* _EXCERPTED PASSAGE_:
Lucy Daydream’s ‘Awake and Dreaming’

by Ty Bennett

2th April, 2019

Lucy Daydream spends their debut album in slow motion, whittling down the edges of indie-pop and filling out otherwise straightforward compositions with synth and distortion. The result? An album which feels like a Friday night in a world of Mondays. ‘Awake and Dreaming’ is an ode to its title: hazy, dreamy, out of touch and off-kilter.

The Denver duo, Ross Ryan and Paige Duche, started their career the way they would escalate it: drawn together after Duche covered one of Ryan’s songs, they released a series of covers, eventually hitting gold with a cover of Post Malone’s ‘Go Flex’ which hit 2 million YouTube views. A year of songwriting later brings us ‘Awake and Dreaming,’ a debut album showcasing the duo’s mastery of catchy choruses, edge of the envelope soundscapes and intoxicating vocals.

Opening with the beautifully delicate title track, ‘Awake and Dreaming,’ we are set up for an expectation of impressionistic dream pop. But following track ‘Feeling With a View’ immediately subverts that: bordering on rock, it is a stormy, guitar and drum driven track, reminding us of Tame Impala and Alt-J. Contrasting vocals move between a throaty tenor and trembling falsetto at the chorus. Although the lyrics take the backseat on this musically expressive album, illumination can be found in the prowling lines of this track, that asks “would you pay the price to escape a life of regret?

* _WHAT TO WORK ON_: Can you repeat the album review word for word, starting with "Lucy Daydream’s ‘Awake" and going on through "touch and off-kilter."?

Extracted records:
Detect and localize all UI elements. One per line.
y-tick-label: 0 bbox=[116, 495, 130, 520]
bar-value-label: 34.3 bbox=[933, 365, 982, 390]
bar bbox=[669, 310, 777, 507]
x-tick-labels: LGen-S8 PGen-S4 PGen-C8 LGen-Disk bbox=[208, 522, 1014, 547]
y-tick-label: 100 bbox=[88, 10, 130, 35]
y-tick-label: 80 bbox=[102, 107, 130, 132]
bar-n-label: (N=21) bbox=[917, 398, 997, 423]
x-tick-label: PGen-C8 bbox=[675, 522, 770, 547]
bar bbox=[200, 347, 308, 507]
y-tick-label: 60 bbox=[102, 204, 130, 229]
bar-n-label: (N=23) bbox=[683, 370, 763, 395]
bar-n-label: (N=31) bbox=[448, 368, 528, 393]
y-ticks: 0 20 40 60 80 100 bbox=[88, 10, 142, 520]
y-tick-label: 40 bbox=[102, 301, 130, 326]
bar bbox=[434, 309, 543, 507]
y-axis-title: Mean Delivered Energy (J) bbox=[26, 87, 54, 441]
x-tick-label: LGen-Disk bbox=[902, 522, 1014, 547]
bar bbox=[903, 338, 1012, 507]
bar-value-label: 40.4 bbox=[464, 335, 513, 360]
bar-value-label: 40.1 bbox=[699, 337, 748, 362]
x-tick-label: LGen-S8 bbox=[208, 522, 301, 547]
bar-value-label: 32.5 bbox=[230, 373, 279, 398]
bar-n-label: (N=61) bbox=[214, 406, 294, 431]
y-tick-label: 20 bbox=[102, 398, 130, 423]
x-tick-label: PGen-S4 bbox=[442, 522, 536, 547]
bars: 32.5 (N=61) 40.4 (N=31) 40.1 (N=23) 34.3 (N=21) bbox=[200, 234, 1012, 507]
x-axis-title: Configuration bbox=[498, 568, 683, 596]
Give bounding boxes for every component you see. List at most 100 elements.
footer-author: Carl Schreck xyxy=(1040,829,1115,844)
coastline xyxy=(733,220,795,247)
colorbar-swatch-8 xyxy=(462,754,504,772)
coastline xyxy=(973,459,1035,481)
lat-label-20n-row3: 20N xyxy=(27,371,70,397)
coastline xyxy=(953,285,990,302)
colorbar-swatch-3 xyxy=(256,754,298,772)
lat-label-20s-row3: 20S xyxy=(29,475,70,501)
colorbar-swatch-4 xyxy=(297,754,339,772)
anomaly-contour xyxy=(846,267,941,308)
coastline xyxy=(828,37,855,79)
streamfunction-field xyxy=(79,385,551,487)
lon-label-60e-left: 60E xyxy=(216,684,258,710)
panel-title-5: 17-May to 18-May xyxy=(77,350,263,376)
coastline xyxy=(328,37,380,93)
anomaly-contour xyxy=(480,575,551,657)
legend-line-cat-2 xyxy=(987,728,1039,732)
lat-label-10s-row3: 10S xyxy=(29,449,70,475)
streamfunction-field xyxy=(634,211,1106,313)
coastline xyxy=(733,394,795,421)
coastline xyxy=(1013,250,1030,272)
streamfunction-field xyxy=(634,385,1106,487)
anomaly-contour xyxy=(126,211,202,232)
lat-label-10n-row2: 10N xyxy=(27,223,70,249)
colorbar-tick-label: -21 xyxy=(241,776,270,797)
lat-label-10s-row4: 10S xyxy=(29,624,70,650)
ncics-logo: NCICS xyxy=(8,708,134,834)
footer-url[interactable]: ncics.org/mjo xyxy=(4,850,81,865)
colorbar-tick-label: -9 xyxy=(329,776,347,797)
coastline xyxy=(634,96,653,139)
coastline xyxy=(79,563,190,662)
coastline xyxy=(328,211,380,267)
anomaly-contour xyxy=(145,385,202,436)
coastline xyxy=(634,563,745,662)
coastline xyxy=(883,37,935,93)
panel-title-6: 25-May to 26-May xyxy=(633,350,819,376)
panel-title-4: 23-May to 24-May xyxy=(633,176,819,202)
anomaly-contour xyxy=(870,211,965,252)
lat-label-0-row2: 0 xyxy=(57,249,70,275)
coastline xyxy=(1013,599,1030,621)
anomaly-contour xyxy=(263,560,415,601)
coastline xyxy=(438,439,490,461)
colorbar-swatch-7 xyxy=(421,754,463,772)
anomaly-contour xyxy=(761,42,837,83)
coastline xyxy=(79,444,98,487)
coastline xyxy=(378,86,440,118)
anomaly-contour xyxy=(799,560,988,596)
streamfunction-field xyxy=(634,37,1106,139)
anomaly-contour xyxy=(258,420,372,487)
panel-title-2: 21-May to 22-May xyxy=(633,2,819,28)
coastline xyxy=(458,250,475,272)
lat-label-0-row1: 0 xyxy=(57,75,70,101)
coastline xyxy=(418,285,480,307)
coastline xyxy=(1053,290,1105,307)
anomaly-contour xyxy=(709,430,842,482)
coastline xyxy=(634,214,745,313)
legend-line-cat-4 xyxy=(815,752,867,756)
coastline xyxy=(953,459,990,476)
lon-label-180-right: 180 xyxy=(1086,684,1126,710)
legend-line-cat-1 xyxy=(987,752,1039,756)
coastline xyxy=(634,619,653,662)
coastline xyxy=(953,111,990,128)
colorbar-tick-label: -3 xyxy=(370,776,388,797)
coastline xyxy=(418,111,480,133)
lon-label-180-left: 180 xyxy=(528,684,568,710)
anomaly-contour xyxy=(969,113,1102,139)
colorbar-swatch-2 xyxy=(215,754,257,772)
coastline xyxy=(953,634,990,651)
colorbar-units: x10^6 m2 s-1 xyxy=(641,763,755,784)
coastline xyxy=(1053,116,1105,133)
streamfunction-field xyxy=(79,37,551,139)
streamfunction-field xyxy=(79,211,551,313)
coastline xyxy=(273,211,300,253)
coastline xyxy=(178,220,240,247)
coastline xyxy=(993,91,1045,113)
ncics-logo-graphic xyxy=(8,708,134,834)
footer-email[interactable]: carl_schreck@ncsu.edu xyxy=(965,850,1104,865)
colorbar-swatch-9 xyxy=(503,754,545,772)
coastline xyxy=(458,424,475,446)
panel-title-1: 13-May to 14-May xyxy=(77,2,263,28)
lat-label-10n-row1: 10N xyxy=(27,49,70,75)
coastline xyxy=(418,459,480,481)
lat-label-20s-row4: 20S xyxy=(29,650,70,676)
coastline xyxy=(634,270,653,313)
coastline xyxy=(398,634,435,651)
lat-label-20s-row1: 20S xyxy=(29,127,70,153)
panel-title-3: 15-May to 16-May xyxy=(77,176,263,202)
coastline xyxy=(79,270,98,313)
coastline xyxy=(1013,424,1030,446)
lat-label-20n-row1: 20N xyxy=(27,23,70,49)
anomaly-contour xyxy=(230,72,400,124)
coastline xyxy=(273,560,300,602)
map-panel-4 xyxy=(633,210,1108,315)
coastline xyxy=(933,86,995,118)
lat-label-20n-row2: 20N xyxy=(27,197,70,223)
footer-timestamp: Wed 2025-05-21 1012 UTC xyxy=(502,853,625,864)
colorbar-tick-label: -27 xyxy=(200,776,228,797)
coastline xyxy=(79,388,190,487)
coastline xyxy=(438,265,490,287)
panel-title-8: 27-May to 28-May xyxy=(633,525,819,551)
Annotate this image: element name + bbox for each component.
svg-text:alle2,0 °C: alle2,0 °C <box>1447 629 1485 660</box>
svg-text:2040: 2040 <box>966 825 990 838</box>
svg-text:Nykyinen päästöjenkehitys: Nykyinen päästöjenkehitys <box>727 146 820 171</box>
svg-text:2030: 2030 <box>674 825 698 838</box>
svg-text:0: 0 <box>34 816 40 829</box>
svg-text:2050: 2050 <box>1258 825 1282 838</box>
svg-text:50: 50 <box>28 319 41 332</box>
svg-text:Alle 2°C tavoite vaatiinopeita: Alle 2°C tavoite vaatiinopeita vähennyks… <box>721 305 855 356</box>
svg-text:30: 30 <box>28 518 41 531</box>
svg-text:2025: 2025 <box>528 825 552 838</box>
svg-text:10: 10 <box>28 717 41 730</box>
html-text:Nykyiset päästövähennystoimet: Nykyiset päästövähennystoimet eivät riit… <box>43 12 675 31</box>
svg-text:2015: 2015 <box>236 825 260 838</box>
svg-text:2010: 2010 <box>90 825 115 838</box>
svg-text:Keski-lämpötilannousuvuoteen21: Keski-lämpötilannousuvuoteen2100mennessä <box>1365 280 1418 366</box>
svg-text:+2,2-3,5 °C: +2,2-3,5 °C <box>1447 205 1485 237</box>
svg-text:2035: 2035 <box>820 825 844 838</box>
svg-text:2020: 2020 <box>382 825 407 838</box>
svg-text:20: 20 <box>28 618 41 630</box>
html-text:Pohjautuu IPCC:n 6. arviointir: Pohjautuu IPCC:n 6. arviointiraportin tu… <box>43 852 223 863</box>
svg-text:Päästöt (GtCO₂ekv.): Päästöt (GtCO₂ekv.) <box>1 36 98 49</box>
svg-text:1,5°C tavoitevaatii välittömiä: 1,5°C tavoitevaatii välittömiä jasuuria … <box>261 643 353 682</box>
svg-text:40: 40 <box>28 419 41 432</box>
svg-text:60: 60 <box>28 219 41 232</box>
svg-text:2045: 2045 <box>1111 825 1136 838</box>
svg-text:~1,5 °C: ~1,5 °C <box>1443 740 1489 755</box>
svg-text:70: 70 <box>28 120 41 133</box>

* _YOUR SOLUTION_:
Lucy Daydream’s ‘Awake and Dreaming’

by Ty Bennett

2th April, 2019

Lucy Daydream spends their debut album in slow motion, whittling down the edges of indie-pop and filling out otherwise straightforward compositions with synth and distortion. The result? An album which feels like a Friday night in a world of Mondays. ‘Awake and Dreaming’ is an ode to its title: hazy, dreamy, out of touch and off-kilter.